start THE INPUT

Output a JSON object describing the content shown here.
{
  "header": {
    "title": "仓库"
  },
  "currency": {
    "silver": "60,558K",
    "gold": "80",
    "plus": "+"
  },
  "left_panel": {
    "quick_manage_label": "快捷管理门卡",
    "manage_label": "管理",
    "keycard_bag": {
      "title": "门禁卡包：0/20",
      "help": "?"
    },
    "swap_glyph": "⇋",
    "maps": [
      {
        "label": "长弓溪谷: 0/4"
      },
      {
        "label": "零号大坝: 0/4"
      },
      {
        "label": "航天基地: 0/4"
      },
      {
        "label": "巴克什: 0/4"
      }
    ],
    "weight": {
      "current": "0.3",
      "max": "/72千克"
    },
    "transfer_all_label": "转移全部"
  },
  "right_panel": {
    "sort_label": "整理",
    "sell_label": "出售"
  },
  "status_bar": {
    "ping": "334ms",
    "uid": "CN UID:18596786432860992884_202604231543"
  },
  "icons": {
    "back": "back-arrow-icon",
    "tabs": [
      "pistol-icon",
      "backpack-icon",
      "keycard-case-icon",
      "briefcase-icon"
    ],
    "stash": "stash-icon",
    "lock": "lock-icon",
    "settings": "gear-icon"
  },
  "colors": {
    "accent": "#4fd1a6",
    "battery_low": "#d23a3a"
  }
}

end THE INPUT
start THE INPUT

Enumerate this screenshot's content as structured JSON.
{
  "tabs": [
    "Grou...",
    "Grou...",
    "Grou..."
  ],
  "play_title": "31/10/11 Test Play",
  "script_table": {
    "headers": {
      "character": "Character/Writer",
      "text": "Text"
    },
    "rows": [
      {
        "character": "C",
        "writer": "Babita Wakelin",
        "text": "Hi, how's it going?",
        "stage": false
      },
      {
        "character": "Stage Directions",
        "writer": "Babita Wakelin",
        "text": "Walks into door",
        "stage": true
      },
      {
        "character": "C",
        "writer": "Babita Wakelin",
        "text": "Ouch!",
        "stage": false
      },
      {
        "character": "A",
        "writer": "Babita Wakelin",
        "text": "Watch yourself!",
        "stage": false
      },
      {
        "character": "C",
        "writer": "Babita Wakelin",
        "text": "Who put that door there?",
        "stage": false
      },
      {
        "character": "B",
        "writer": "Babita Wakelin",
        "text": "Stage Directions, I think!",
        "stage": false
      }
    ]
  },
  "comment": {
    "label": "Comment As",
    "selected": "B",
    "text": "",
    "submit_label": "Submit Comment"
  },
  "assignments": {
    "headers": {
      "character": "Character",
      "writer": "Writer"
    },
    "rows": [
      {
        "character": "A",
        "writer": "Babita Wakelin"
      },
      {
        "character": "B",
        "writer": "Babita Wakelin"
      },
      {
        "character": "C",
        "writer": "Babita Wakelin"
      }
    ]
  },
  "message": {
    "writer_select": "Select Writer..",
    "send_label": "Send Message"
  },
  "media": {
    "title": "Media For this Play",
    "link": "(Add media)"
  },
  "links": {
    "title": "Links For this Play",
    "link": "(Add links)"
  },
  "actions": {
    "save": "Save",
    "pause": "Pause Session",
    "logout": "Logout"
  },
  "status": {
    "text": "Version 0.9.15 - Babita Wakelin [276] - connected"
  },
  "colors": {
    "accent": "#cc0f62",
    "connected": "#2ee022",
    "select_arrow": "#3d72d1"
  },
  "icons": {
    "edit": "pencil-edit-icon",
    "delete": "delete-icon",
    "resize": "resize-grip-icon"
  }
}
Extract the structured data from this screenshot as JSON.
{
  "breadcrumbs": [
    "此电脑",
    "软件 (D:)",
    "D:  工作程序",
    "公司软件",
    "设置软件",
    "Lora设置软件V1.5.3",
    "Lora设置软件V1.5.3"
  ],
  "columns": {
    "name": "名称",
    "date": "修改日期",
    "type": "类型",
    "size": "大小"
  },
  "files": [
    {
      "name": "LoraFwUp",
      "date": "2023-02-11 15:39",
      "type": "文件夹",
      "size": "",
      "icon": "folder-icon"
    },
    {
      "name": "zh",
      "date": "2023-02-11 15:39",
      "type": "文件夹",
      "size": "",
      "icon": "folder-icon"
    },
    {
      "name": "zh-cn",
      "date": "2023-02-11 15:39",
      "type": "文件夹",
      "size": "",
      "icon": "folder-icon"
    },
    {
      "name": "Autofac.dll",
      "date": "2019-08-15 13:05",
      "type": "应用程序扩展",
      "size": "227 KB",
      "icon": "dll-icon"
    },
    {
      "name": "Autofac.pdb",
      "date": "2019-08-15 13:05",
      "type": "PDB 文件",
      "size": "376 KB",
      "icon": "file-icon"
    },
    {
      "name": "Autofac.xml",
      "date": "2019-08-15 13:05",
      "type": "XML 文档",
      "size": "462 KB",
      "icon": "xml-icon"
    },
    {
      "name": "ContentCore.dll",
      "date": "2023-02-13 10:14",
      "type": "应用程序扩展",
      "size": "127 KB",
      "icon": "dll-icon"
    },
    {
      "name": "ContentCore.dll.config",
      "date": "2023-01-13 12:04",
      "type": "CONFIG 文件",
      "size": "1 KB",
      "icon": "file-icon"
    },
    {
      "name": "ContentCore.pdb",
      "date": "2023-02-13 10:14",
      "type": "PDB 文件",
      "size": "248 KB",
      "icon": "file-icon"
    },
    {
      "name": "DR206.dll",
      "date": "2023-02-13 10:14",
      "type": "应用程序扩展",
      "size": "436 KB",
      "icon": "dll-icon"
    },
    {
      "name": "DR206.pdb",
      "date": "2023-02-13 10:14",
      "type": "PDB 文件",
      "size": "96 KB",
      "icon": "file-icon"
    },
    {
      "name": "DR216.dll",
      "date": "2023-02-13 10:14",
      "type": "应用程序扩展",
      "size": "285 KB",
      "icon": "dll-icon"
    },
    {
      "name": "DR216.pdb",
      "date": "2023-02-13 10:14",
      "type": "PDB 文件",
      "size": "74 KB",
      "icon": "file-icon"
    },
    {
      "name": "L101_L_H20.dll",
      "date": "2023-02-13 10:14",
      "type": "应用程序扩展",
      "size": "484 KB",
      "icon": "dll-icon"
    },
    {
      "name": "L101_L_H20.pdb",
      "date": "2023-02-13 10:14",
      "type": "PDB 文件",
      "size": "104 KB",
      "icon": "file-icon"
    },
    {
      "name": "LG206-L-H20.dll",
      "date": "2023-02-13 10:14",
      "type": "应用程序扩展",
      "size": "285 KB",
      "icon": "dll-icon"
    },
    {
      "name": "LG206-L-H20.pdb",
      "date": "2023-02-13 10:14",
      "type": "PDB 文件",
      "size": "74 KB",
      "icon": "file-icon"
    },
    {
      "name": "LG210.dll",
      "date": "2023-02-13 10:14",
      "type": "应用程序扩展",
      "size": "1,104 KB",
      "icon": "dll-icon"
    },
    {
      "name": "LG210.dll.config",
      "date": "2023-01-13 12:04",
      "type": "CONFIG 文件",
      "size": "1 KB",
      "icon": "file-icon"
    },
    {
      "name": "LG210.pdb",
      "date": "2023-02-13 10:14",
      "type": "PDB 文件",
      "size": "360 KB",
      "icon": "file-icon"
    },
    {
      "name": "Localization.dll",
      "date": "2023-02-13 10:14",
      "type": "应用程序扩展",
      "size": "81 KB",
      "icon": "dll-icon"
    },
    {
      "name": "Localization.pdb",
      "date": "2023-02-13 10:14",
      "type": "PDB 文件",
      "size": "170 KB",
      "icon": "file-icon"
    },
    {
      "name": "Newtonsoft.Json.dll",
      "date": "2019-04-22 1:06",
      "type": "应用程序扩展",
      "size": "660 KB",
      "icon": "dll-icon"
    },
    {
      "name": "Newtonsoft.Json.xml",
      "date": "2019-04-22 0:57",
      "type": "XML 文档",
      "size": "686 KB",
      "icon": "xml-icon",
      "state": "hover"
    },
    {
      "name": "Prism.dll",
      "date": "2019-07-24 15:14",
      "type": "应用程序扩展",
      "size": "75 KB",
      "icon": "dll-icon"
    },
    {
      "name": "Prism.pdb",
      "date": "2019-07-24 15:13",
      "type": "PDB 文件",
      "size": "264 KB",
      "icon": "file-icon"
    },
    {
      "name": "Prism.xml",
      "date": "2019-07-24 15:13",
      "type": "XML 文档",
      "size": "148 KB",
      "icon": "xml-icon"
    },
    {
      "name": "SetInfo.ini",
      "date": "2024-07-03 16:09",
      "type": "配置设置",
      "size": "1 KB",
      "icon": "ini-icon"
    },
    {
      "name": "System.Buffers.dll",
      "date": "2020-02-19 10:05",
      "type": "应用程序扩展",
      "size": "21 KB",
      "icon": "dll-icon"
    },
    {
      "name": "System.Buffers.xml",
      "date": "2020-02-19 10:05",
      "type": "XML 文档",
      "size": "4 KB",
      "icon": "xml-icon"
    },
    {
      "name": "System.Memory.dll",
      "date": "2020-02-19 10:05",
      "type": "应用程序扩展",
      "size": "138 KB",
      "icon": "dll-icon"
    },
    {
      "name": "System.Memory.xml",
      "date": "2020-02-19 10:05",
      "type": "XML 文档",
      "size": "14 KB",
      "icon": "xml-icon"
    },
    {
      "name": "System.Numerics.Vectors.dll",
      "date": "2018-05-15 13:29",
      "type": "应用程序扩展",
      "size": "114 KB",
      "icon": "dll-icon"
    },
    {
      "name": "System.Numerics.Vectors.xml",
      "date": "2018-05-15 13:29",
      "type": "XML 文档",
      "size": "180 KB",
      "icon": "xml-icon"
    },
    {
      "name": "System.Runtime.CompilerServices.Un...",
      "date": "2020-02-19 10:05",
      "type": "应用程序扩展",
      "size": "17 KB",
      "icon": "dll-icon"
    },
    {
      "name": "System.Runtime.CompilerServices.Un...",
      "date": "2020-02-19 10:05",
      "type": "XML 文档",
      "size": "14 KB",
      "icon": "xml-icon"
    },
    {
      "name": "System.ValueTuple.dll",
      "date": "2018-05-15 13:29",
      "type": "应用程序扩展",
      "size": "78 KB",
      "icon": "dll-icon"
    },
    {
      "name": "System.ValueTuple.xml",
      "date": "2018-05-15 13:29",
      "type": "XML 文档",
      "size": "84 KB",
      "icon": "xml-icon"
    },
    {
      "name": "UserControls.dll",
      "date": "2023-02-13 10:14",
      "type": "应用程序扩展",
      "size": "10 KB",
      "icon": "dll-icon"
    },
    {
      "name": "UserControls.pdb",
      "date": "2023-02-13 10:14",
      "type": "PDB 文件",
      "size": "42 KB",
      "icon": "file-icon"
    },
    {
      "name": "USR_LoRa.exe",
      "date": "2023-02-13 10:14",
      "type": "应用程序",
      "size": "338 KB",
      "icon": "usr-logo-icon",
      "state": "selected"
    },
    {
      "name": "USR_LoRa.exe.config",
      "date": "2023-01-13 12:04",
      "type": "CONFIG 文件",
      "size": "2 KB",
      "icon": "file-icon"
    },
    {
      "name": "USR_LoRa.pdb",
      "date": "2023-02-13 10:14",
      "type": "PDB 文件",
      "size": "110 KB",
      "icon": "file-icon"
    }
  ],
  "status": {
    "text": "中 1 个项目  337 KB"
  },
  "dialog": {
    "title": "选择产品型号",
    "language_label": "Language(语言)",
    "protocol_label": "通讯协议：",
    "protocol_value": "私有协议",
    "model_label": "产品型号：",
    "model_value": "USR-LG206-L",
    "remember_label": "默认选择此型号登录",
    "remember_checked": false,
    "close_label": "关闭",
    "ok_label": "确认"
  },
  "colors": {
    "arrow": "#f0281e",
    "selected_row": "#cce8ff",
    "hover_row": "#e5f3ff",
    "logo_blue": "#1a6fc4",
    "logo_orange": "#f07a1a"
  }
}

end THE INPUT

• _TASK_
From the listing, copy every line where the string "text" appears.

• _SOLVED EXERCISE_
      "text": "Text"
        "text": "Hi, how's it going?",
        "text": "Walks into door",
        "text": "Ouch!",
        "text": "Watch yourself!",
        "text": "Who put that door there?",
        "text": "Stage Directions, I think!",
    "text": "",
    "text": "Version 0.9.15 - Babita Wakelin [276] - connected"
    "text": "中 1 个项目  337 KB"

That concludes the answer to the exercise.